* [Instructions to follow]
Every line of the records must be repeated exactly; pictures stay out.

* [Supplied records]

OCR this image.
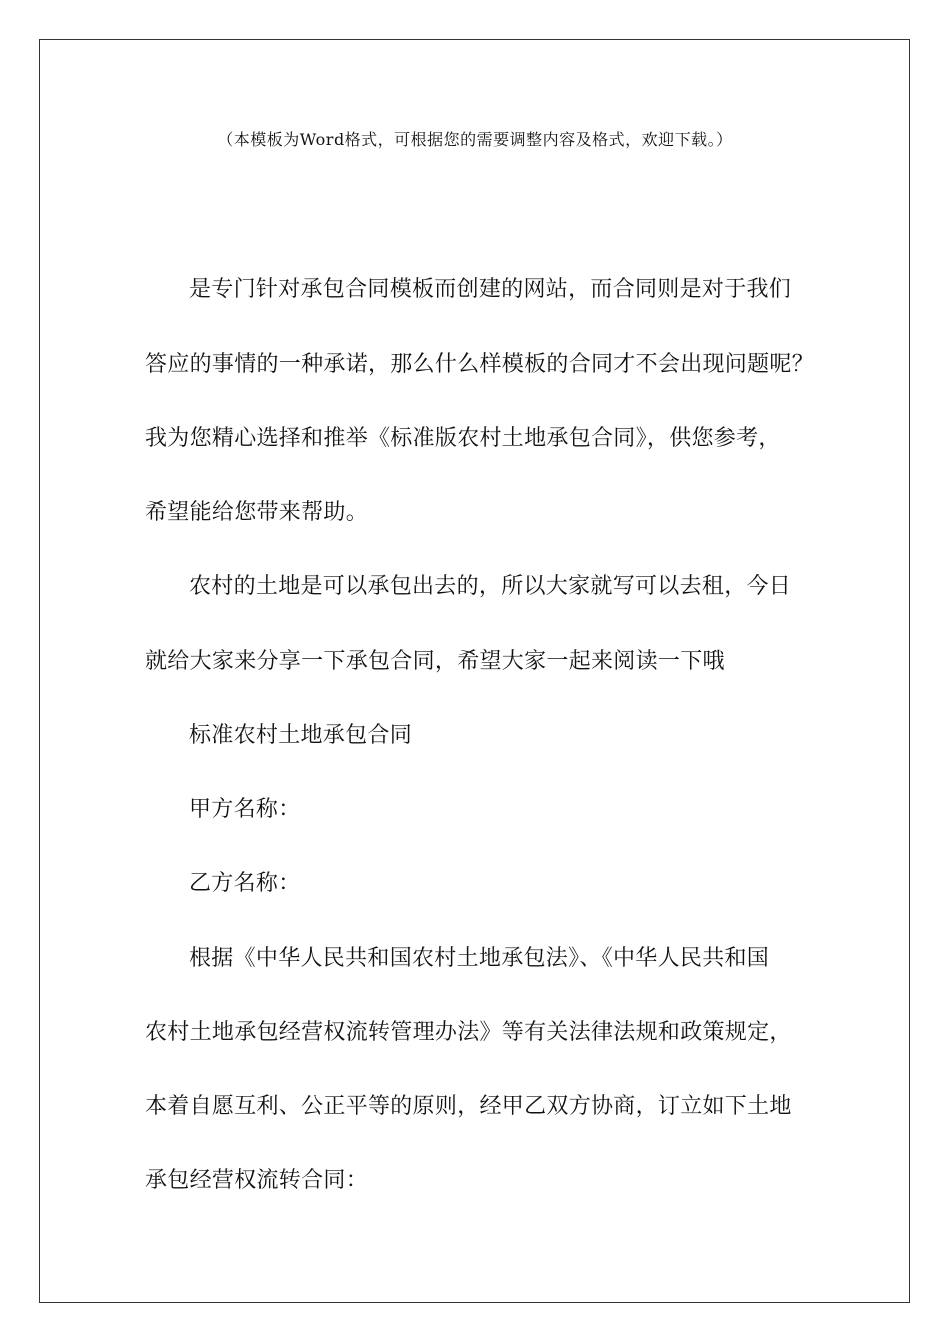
（本模板为Word格式，可根据您的需要调整内容及格式，欢迎下载。）
是专门针对承包合同模板而创建的网站，而合同则是对于我们
答应的事情的一种承诺，那么什么样模板的合同才不会出现问题呢？
我为您精心选择和推举《标准版农村土地承包合同》，供您参考，
希望能给您带来帮助。
农村的土地是可以承包出去的，所以大家就写可以去租，今日
就给大家来分享一下承包合同，希望大家一起来阅读一下哦
标准农村土地承包合同
甲方名称：
乙方名称：
根据《中华人民共和国农村土地承包法》、《中华人民共和国
农村土地承包经营权流转管理办法》等有关法律法规和政策规定，
本着自愿互利、公正平等的原则，经甲乙双方协商，订立如下土地
承包经营权流转合同：
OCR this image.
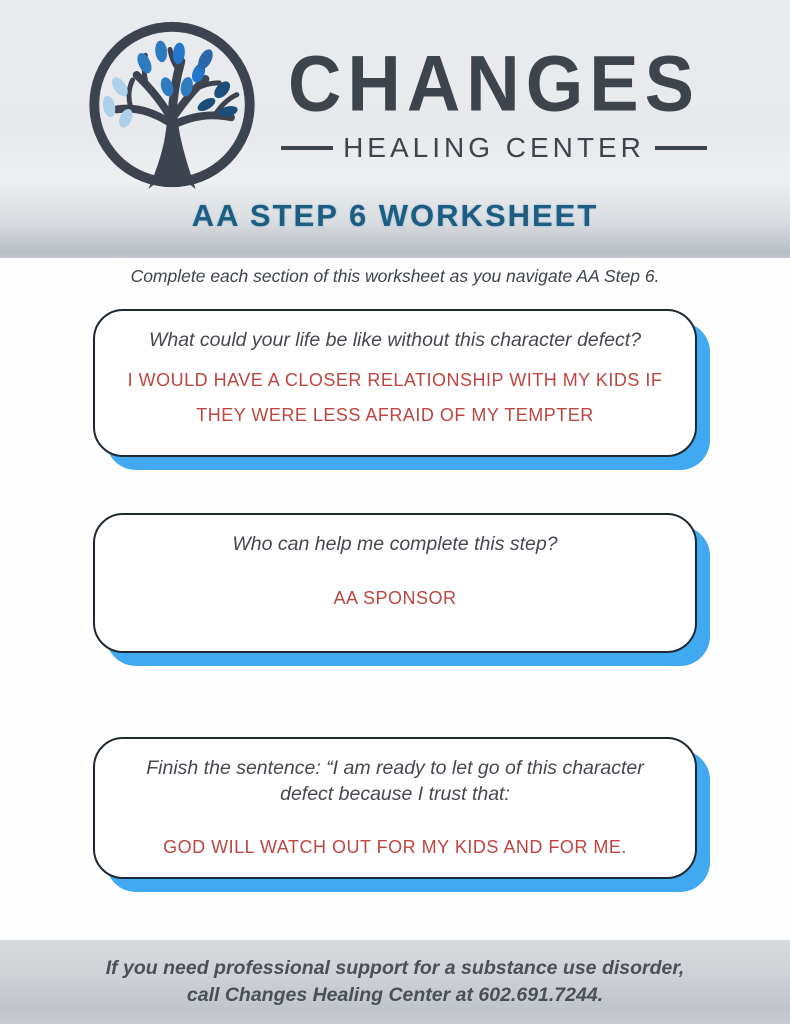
CHANGES
HEALING CENTER
AA STEP 6 WORKSHEET

Complete each section of this worksheet as you navigate AA Step 6.

What could your life be like without this character defect?

I WOULD HAVE A CLOSER RELATIONSHIP WITH MY KIDS IF THEY WERE LESS AFRAID OF MY TEMPTER

Who can help me complete this step?

AA SPONSOR

Finish the sentence: “I am ready to let go of this character defect because I trust that:

GOD WILL WATCH OUT FOR MY KIDS AND FOR ME.

If you need professional support for a substance use disorder, call Changes Healing Center at 602.691.7244.
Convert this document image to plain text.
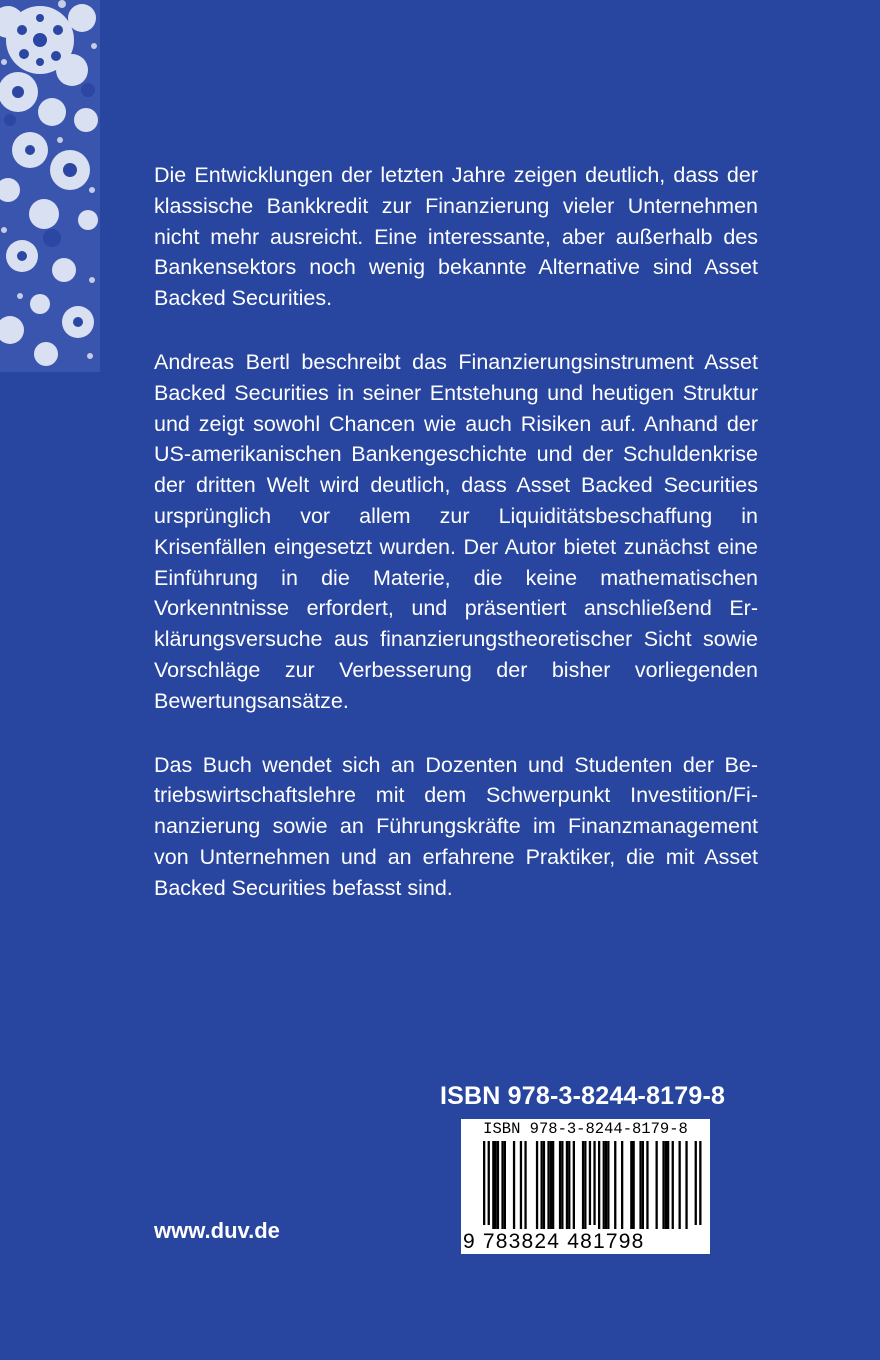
Die Entwicklungen der letzten Jahre zeigen deutlich, dass der klassische Bankkredit zur Finanzierung vieler Unternehmen nicht mehr ausreicht. Eine interessante, aber außerhalb des Bankensektors noch wenig bekannte Alternative sind Asset Backed Securities.

Andreas Bertl beschreibt das Finanzierungsinstrument Asset Backed Securities in seiner Entstehung und heutigen Struktur und zeigt sowohl Chancen wie auch Risiken auf. Anhand der US-amerikanischen Bankengeschichte und der Schuldenkrise der dritten Welt wird deutlich, dass Asset Backed Securities ursprünglich vor allem zur Liquiditätsbeschaffung in Krisenfällen eingesetzt wurden. Der Autor bietet zunächst eine Einführung in die Materie, die keine mathematischen Vorkenntnisse erfordert, und präsentiert anschließend Erklärungsversuche aus finanzierungstheoretischer Sicht sowie Vorschläge zur Verbesserung der bisher vorliegenden Bewertungsansätze.

Das Buch wendet sich an Dozenten und Studenten der Betriebswirtschaftslehre mit dem Schwerpunkt Investition/Finanzierung sowie an Führungskräfte im Finanzmanagement von Unternehmen und an erfahrene Praktiker, die mit Asset Backed Securities befasst sind.

ISBN 978-3-8244-8179-8
ISBN 978-3-8244-8179-8
9 783824 481798
www.duv.de
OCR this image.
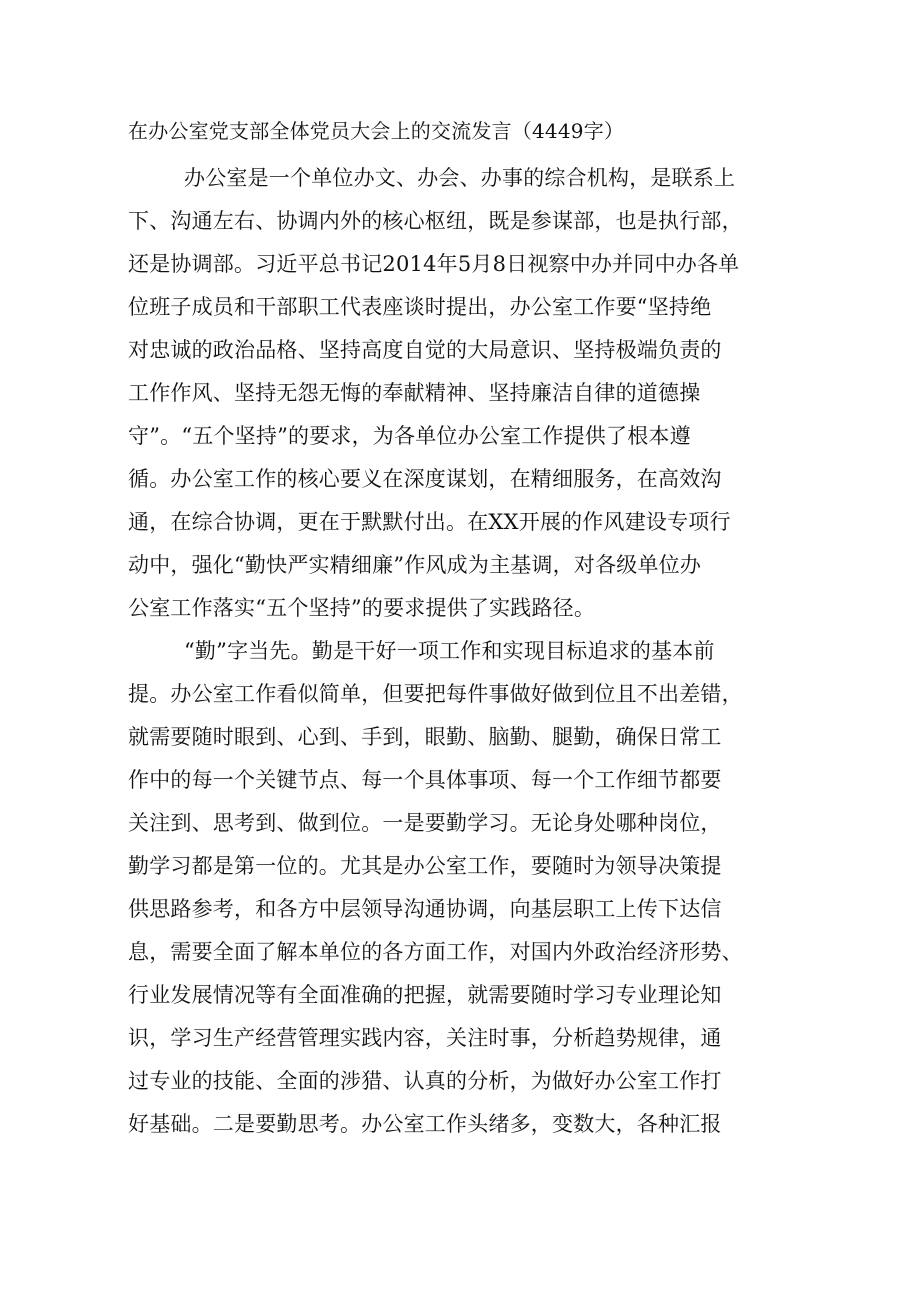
在办公室党支部全体党员大会上的交流发言（4449字）
办公室是一个单位办文、办会、办事的综合机构，是联系上
下、沟通左右、协调内外的核心枢纽，既是参谋部，也是执行部，
还是协调部。习近平总书记2014年5月8日视察中办并同中办各单
位班子成员和干部职工代表座谈时提出，办公室工作要“坚持绝
对忠诚的政治品格、坚持高度自觉的大局意识、坚持极端负责的
工作作风、坚持无怨无悔的奉献精神、坚持廉洁自律的道德操
守”。“五个坚持”的要求，为各单位办公室工作提供了根本遵
循。办公室工作的核心要义在深度谋划，在精细服务，在高效沟
通，在综合协调，更在于默默付出。在XX开展的作风建设专项行
动中，强化“勤快严实精细廉”作风成为主基调，对各级单位办
公室工作落实“五个坚持”的要求提供了实践路径。
“勤”字当先。勤是干好一项工作和实现目标追求的基本前
提。办公室工作看似简单，但要把每件事做好做到位且不出差错，
就需要随时眼到、心到、手到，眼勤、脑勤、腿勤，确保日常工
作中的每一个关键节点、每一个具体事项、每一个工作细节都要
关注到、思考到、做到位。一是要勤学习。无论身处哪种岗位，
勤学习都是第一位的。尤其是办公室工作，要随时为领导决策提
供思路参考，和各方中层领导沟通协调，向基层职工上传下达信
息，需要全面了解本单位的各方面工作，对国内外政治经济形势、
行业发展情况等有全面准确的把握，就需要随时学习专业理论知
识，学习生产经营管理实践内容，关注时事，分析趋势规律，通
过专业的技能、全面的涉猎、认真的分析，为做好办公室工作打
好基础。二是要勤思考。办公室工作头绪多，变数大，各种汇报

* [Solution to this problem]
OCR this image.
（本模板为Word格式，可根据您的需要调整内容及格式，欢迎下载。）
是专门针对承包合同模板而创建的网站，而合同则是对于我们
答应的事情的一种承诺，那么什么样模板的合同才不会出现问题呢？
我为您精心选择和推举《标准版农村土地承包合同》，供您参考，
希望能给您带来帮助。
农村的土地是可以承包出去的，所以大家就写可以去租，今日
就给大家来分享一下承包合同，希望大家一起来阅读一下哦
标准农村土地承包合同
甲方名称：
乙方名称：
根据《中华人民共和国农村土地承包法》、《中华人民共和国
农村土地承包经营权流转管理办法》等有关法律法规和政策规定，
本着自愿互利、公正平等的原则，经甲乙双方协商，订立如下土地
承包经营权流转合同：
OCR this image.
CHANGES
HEALING CENTER
AA STEP 6 WORKSHEET

Complete each section of this worksheet as you navigate AA Step 6.

What could your life be like without this character defect?

I WOULD HAVE A CLOSER RELATIONSHIP WITH MY KIDS IF THEY WERE LESS AFRAID OF MY TEMPTER

Who can help me complete this step?

AA SPONSOR

Finish the sentence: “I am ready to let go of this character defect because I trust that:

GOD WILL WATCH OUT FOR MY KIDS AND FOR ME.

If you need professional support for a substance use disorder, call Changes Healing Center at 602.691.7244.
Convert this document image to plain text.
Die Entwicklungen der letzten Jahre zeigen deutlich, dass der klassische Bankkredit zur Finanzierung vieler Unternehmen nicht mehr ausreicht. Eine interessante, aber außerhalb des Bankensektors noch wenig bekannte Alternative sind Asset Backed Securities.

Andreas Bertl beschreibt das Finanzierungsinstrument Asset Backed Securities in seiner Entstehung und heutigen Struktur und zeigt sowohl Chancen wie auch Risiken auf. Anhand der US-amerikanischen Bankengeschichte und der Schuldenkrise der dritten Welt wird deutlich, dass Asset Backed Securities ursprünglich vor allem zur Liquiditätsbeschaffung in Krisenfällen eingesetzt wurden. Der Autor bietet zunächst eine Einführung in die Materie, die keine mathematischen Vorkenntnisse erfordert, und präsentiert anschließend Erklärungsversuche aus finanzierungstheoretischer Sicht sowie Vorschläge zur Verbesserung der bisher vorliegenden Bewertungsansätze.

Das Buch wendet sich an Dozenten und Studenten der Betriebswirtschaftslehre mit dem Schwerpunkt Investition/Finanzierung sowie an Führungskräfte im Finanzmanagement von Unternehmen und an erfahrene Praktiker, die mit Asset Backed Securities befasst sind.

ISBN 978-3-8244-8179-8
ISBN 978-3-8244-8179-8
9 783824 481798
www.duv.de
OCR this image.
在办公室党支部全体党员大会上的交流发言（4449字）
办公室是一个单位办文、办会、办事的综合机构，是联系上
下、沟通左右、协调内外的核心枢纽，既是参谋部，也是执行部，
还是协调部。习近平总书记2014年5月8日视察中办并同中办各单
位班子成员和干部职工代表座谈时提出，办公室工作要“坚持绝
对忠诚的政治品格、坚持高度自觉的大局意识、坚持极端负责的
工作作风、坚持无怨无悔的奉献精神、坚持廉洁自律的道德操
守”。“五个坚持”的要求，为各单位办公室工作提供了根本遵
循。办公室工作的核心要义在深度谋划，在精细服务，在高效沟
通，在综合协调，更在于默默付出。在XX开展的作风建设专项行
动中，强化“勤快严实精细廉”作风成为主基调，对各级单位办
公室工作落实“五个坚持”的要求提供了实践路径。
“勤”字当先。勤是干好一项工作和实现目标追求的基本前
提。办公室工作看似简单，但要把每件事做好做到位且不出差错，
就需要随时眼到、心到、手到，眼勤、脑勤、腿勤，确保日常工
作中的每一个关键节点、每一个具体事项、每一个工作细节都要
关注到、思考到、做到位。一是要勤学习。无论身处哪种岗位，
勤学习都是第一位的。尤其是办公室工作，要随时为领导决策提
供思路参考，和各方中层领导沟通协调，向基层职工上传下达信
息，需要全面了解本单位的各方面工作，对国内外政治经济形势、
行业发展情况等有全面准确的把握，就需要随时学习专业理论知
识，学习生产经营管理实践内容，关注时事，分析趋势规律，通
过专业的技能、全面的涉猎、认真的分析，为做好办公室工作打
好基础。二是要勤思考。办公室工作头绪多，变数大，各种汇报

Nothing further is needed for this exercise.